# [SUPPLIED PASSAGE]
|---|

Orest Kostyk

Personal information
- Full name: Orest Mykhaylovych Kostyk
- Date of birth: 16 April 1999 (age 27)
- Place of birth: Zarvanytsya, Ukraine
- Height: 1.93 m (6 ft 4 in)
- Position: Goalkeeper

Team information
- Current team: Muras United
- Number: 12

Youth career
- 2011–2016: Karpaty Lviv

Senior career*
- Years: Team / Apps / (Gls)
- 2016–2017: Opir Lviv / 3 / (0)
- 2017–2018: Sokil Zolochiv / 4 / (0)
- 2018: Veres Rivne / 0 / (0)
- 2018: Nyva Ternopil / 0 / (0)
- 2019–2022: Lviv / 20 / (0)
- 2022: → Jonava (loan) / 5 / (0)
- 2022–2023: Metalist Kharkiv / 12 / (0)
- 2023: DFK Dainava / 8 / (0)
- 2024: Zhetysu / 1 / (0)
- 2025–: Muras United / 34 / (0)

|---|

# [DATA SHOWN]
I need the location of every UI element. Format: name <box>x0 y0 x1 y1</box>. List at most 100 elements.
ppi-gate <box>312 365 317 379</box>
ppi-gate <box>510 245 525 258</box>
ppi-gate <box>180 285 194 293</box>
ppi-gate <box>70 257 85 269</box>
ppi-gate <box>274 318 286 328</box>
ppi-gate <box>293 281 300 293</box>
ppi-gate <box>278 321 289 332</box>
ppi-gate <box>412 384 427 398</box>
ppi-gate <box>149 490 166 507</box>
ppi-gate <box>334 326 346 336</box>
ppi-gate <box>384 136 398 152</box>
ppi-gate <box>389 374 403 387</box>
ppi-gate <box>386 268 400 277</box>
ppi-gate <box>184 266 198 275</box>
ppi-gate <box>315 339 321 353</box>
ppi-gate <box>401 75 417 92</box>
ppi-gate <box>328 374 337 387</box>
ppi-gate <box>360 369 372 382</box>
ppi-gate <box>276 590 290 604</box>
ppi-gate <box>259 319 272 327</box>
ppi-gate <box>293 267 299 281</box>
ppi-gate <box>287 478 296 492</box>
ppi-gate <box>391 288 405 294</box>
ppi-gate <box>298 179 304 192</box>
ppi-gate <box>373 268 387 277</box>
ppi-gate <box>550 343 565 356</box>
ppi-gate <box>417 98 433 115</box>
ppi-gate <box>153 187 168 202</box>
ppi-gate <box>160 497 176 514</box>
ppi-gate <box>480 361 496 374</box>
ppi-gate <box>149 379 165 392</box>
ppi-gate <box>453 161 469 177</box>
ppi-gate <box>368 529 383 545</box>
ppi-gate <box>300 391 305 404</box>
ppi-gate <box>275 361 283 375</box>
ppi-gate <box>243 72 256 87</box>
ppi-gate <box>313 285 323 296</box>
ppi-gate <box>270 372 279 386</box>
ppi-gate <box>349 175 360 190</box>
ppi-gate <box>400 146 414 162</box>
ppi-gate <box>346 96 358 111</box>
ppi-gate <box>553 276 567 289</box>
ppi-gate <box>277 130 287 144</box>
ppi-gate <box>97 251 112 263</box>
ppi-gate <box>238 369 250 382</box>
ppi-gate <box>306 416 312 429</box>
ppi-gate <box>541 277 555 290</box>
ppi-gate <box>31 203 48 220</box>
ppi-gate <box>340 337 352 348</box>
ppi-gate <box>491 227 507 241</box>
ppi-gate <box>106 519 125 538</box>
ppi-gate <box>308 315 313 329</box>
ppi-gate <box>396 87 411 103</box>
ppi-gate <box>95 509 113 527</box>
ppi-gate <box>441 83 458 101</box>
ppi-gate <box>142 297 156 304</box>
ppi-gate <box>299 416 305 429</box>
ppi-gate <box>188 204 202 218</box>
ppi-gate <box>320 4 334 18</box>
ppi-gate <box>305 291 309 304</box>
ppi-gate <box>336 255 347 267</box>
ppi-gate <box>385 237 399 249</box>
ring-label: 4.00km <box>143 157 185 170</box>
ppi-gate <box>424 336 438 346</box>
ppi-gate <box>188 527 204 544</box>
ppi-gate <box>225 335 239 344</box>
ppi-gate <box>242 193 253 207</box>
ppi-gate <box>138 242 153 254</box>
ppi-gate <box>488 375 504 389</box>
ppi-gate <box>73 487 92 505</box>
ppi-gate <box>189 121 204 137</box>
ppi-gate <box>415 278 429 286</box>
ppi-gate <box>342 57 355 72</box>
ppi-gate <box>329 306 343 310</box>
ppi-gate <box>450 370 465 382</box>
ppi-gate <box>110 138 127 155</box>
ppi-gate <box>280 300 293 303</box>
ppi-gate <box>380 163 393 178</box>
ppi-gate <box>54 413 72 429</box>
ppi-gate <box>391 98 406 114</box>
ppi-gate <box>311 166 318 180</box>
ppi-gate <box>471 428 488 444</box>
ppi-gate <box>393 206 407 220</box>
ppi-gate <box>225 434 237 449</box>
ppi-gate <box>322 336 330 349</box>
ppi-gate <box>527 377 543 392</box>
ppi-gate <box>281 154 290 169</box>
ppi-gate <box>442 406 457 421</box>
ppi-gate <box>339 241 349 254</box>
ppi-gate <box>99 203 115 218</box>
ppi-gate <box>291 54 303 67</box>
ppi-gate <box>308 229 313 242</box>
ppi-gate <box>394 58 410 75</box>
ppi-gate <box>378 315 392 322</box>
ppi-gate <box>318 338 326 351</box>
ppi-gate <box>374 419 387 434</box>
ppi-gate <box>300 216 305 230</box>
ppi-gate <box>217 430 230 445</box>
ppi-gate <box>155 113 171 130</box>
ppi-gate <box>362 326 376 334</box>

|---|

# [WORK INSTRUCTIONS]
- a) In the Orest Kostyk profile, which club did he play for as a youth, and in which years?
- b) For each statement, say yes or no according to the Orest Kostyk profile, and quote the words that settle it. (i) Kostyk was born in Zarvanytsya, Ukraine. (ii) He wears number 1 for Muras United. (iii) His 2022 spell at Jonava was a loan.
- c) Continue the Orest Kostyk profile from its last line.
You won't need the data.

# [RESULTS FOR EACH TASK]
- a) Karpaty Lviv, from 2011 to 2016.

- b)
(i) Yes: "Place of birth: Zarvanytsya, Ukraine"
(ii) No: "Number: 12"
(iii) Yes: "2022: → Jonava (loan)"

- c)
= Orest Kostyk =

Ukrainian footballer

Orest Mykhaylovych Kostyk (Орест Михайлович Костик; born 16 April 1999) is a Ukrainian professional footballer who plays as a goalkeeper for Kyrgyz club Muras United.

==Career==
Kostyk is a product of the Karpaty Lviv youth sportive school system.

After playing at the amateurs level, he was signed by professional Veres Rivne in 2018, but not made a debut for the main-squad of this team. Kostyk was signed by Lviv in February 2020 and made his debut for main-squad in the drawing away match against Rukh Lviv on 3 October 2020 in the Ukrainian Premier League.